Stored entries:
^^^^^^^^
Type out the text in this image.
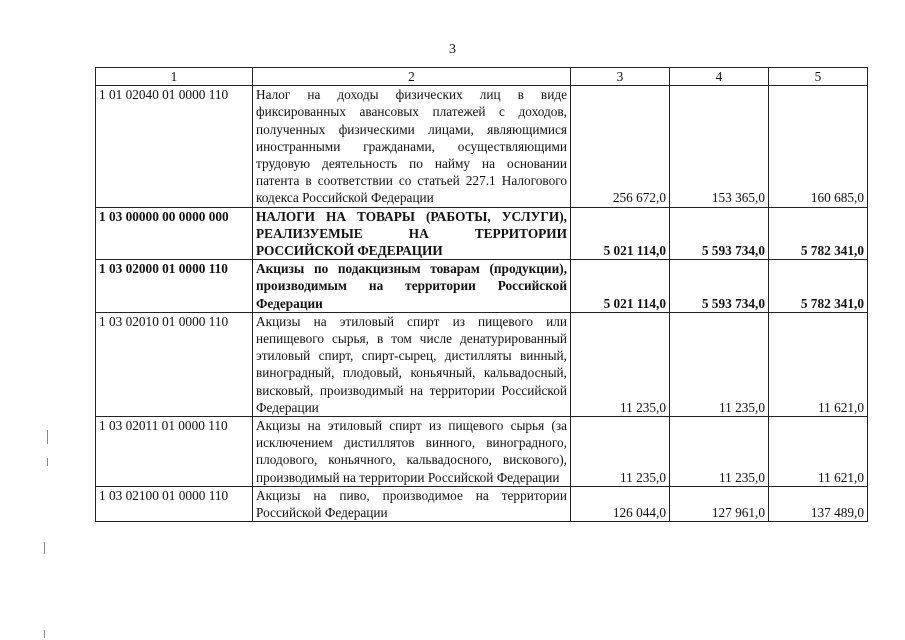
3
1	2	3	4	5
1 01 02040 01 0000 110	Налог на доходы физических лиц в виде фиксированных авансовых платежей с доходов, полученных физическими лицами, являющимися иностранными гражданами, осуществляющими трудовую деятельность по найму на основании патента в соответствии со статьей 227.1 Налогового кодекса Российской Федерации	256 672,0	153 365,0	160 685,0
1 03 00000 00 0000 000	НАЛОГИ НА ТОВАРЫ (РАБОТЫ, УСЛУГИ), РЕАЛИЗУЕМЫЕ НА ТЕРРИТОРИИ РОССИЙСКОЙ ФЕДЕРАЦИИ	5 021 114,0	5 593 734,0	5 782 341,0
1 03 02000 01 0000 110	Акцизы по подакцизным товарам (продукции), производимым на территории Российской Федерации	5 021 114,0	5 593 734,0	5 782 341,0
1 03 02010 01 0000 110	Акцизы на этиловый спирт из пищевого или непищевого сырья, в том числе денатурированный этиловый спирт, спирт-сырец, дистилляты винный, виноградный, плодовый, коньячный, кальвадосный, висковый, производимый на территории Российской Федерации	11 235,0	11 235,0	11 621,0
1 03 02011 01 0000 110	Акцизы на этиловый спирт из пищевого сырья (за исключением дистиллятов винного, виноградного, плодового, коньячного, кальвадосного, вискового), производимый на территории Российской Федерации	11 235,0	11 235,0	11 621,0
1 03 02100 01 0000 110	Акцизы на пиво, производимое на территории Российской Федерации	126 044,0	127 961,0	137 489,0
^^^^^^^^
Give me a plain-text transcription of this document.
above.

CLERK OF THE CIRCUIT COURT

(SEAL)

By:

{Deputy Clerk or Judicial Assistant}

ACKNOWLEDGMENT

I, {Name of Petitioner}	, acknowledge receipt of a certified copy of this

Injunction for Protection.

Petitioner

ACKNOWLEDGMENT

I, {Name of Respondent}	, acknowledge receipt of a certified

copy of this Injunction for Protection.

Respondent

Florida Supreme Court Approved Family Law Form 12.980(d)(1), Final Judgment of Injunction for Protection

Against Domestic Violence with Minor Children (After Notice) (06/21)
^^^^^^^^
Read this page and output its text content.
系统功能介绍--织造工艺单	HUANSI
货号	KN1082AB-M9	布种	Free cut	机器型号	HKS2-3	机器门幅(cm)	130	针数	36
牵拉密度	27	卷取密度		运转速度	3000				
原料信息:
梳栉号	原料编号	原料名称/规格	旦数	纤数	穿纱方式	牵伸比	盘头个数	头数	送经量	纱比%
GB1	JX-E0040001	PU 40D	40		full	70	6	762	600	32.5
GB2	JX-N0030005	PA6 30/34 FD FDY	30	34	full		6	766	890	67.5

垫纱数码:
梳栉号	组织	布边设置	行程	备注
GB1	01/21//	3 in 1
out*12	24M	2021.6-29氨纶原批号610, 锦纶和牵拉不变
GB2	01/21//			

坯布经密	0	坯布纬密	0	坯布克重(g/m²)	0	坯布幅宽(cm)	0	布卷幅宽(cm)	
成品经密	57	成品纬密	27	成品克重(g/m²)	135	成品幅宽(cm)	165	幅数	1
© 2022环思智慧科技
^^^^^^^^
## [Goal]
Report back each line of the entries that holds the string "Respondent".

## [Output for this task]
I, {Name of Respondent}	, acknowledge receipt of a certified
Respondent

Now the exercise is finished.